## [Source data]

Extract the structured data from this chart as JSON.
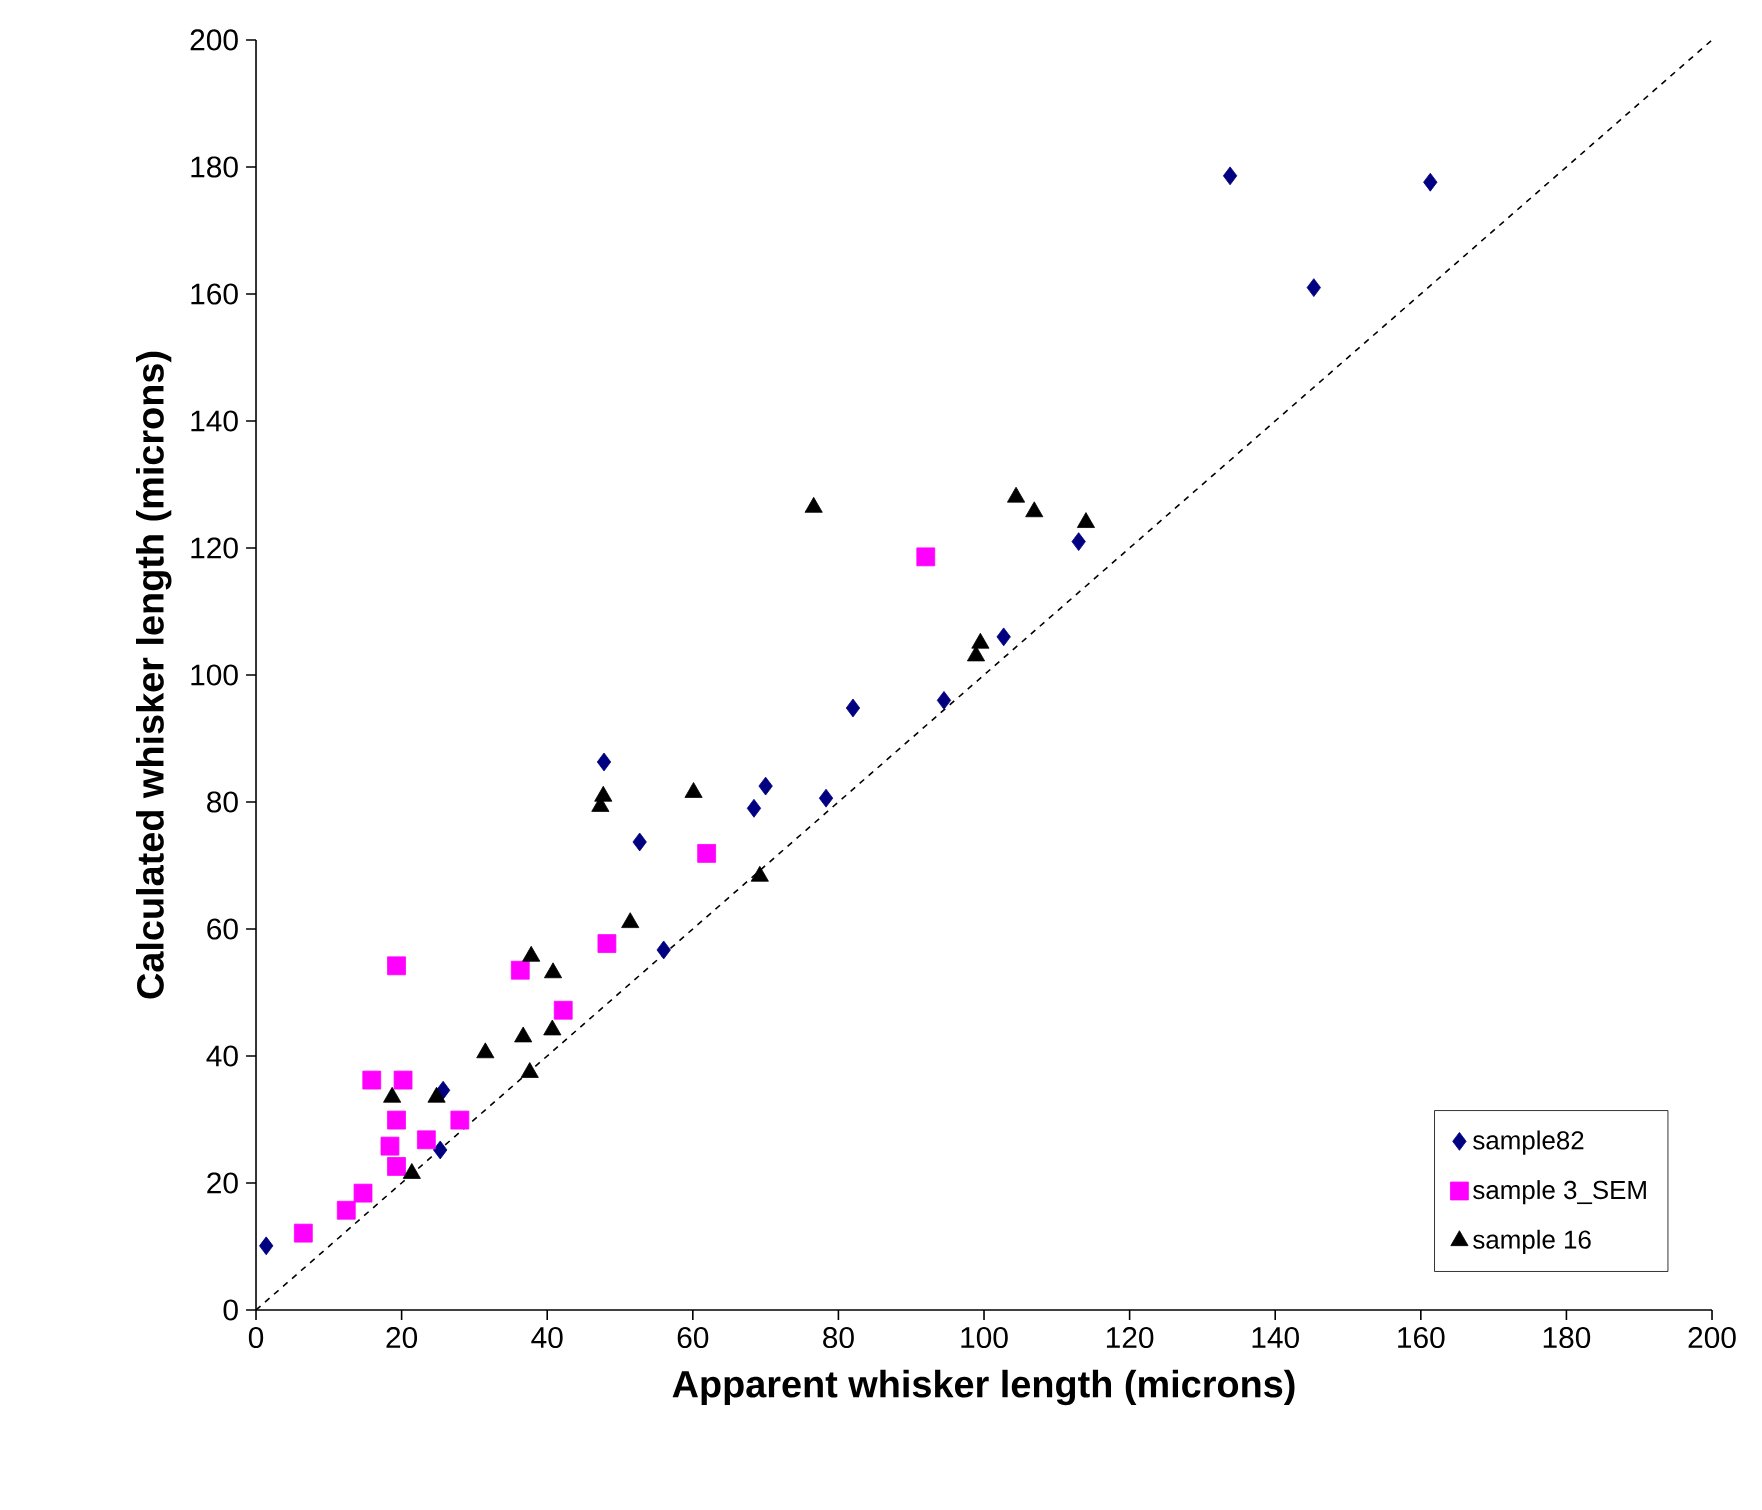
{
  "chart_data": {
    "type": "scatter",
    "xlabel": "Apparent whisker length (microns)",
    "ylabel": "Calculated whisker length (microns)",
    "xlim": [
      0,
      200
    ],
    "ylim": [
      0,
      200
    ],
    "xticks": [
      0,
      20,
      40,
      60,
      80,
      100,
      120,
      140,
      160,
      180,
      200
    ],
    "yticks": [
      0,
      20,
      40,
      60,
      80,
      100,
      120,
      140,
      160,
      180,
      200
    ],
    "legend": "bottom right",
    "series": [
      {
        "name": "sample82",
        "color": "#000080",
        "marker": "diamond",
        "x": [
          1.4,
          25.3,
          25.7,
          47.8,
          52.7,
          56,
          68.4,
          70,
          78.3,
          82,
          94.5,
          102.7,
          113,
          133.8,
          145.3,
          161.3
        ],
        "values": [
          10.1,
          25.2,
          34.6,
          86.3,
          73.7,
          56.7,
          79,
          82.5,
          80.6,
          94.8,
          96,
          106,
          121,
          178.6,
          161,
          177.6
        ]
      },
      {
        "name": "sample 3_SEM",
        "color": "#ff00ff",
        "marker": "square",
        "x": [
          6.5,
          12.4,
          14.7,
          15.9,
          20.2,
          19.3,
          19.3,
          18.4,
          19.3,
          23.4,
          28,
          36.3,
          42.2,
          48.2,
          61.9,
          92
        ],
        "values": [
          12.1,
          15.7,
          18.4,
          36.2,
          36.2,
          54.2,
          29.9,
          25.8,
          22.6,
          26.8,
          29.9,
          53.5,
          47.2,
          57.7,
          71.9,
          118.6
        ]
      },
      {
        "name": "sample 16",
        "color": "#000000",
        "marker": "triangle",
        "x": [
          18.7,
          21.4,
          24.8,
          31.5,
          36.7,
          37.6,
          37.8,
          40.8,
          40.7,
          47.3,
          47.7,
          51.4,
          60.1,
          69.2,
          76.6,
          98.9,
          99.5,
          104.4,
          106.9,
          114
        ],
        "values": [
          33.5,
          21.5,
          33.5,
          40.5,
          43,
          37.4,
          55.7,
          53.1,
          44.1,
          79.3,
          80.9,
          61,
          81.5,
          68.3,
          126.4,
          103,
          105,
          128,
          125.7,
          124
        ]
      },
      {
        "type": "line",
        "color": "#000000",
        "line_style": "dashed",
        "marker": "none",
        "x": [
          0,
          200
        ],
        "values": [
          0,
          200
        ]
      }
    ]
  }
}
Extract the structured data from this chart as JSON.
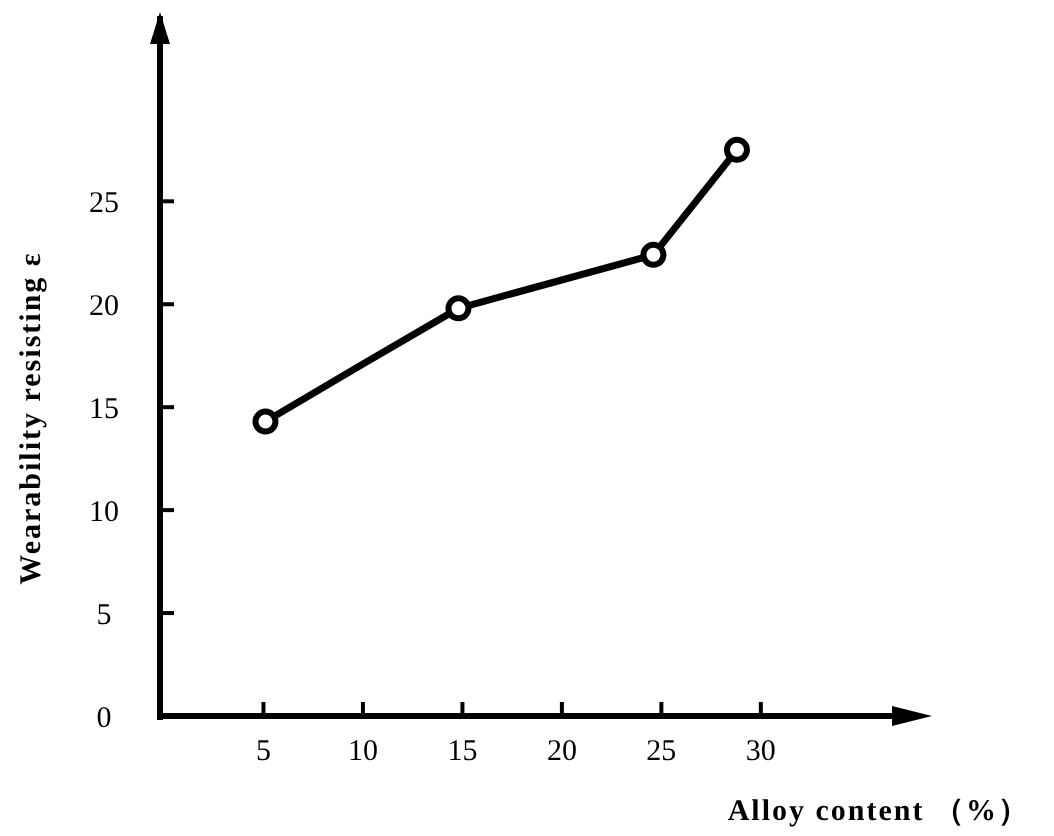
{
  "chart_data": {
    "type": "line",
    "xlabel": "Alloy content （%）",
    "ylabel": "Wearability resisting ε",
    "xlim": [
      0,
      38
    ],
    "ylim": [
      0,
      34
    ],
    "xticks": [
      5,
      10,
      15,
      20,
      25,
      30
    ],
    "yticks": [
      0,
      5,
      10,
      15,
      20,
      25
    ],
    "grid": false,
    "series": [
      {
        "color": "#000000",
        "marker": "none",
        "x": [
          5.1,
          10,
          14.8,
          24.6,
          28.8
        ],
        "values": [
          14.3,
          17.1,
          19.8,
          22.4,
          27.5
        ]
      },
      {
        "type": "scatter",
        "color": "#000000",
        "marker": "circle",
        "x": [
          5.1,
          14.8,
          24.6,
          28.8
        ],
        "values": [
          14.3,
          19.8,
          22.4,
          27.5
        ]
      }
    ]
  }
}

## [Written task]
Pictures appear in the records above. Output everything except them, exactly.

## [Task response]
Extract the structured data from this chart as JSON.
{
  "chart_data": {
    "type": "scatter",
    "xlabel": "Apparent whisker length (microns)",
    "ylabel": "Calculated whisker length (microns)",
    "xlim": [
      0,
      200
    ],
    "ylim": [
      0,
      200
    ],
    "xticks": [
      0,
      20,
      40,
      60,
      80,
      100,
      120,
      140,
      160,
      180,
      200
    ],
    "yticks": [
      0,
      20,
      40,
      60,
      80,
      100,
      120,
      140,
      160,
      180,
      200
    ],
    "legend": "bottom right",
    "series": [
      {
        "name": "sample82",
        "color": "#000080",
        "marker": "diamond",
        "x": [
          1.4,
          25.3,
          25.7,
          47.8,
          52.7,
          56,
          68.4,
          70,
          78.3,
          82,
          94.5,
          102.7,
          113,
          133.8,
          145.3,
          161.3
        ],
        "values": [
          10.1,
          25.2,
          34.6,
          86.3,
          73.7,
          56.7,
          79,
          82.5,
          80.6,
          94.8,
          96,
          106,
          121,
          178.6,
          161,
          177.6
        ]
      },
      {
        "name": "sample 3_SEM",
        "color": "#ff00ff",
        "marker": "square",
        "x": [
          6.5,
          12.4,
          14.7,
          15.9,
          20.2,
          19.3,
          19.3,
          18.4,
          19.3,
          23.4,
          28,
          36.3,
          42.2,
          48.2,
          61.9,
          92
        ],
        "values": [
          12.1,
          15.7,
          18.4,
          36.2,
          36.2,
          54.2,
          29.9,
          25.8,
          22.6,
          26.8,
          29.9,
          53.5,
          47.2,
          57.7,
          71.9,
          118.6
        ]
      },
      {
        "name": "sample 16",
        "color": "#000000",
        "marker": "triangle",
        "x": [
          18.7,
          21.4,
          24.8,
          31.5,
          36.7,
          37.6,
          37.8,
          40.8,
          40.7,
          47.3,
          47.7,
          51.4,
          60.1,
          69.2,
          76.6,
          98.9,
          99.5,
          104.4,
          106.9,
          114
        ],
        "values": [
          33.5,
          21.5,
          33.5,
          40.5,
          43,
          37.4,
          55.7,
          53.1,
          44.1,
          79.3,
          80.9,
          61,
          81.5,
          68.3,
          126.4,
          103,
          105,
          128,
          125.7,
          124
        ]
      },
      {
        "type": "line",
        "color": "#000000",
        "line_style": "dashed",
        "marker": "none",
        "x": [
          0,
          200
        ],
        "values": [
          0,
          200
        ]
      }
    ]
  }
}
Extract the structured data from this chart as JSON.
{
  "chart_data": {
    "type": "line",
    "xlabel": "Alloy content （%）",
    "ylabel": "Wearability resisting ε",
    "xlim": [
      0,
      38
    ],
    "ylim": [
      0,
      34
    ],
    "xticks": [
      5,
      10,
      15,
      20,
      25,
      30
    ],
    "yticks": [
      0,
      5,
      10,
      15,
      20,
      25
    ],
    "grid": false,
    "series": [
      {
        "color": "#000000",
        "marker": "none",
        "x": [
          5.1,
          10,
          14.8,
          24.6,
          28.8
        ],
        "values": [
          14.3,
          17.1,
          19.8,
          22.4,
          27.5
        ]
      },
      {
        "type": "scatter",
        "color": "#000000",
        "marker": "circle",
        "x": [
          5.1,
          14.8,
          24.6,
          28.8
        ],
        "values": [
          14.3,
          19.8,
          22.4,
          27.5
        ]
      }
    ]
  }
}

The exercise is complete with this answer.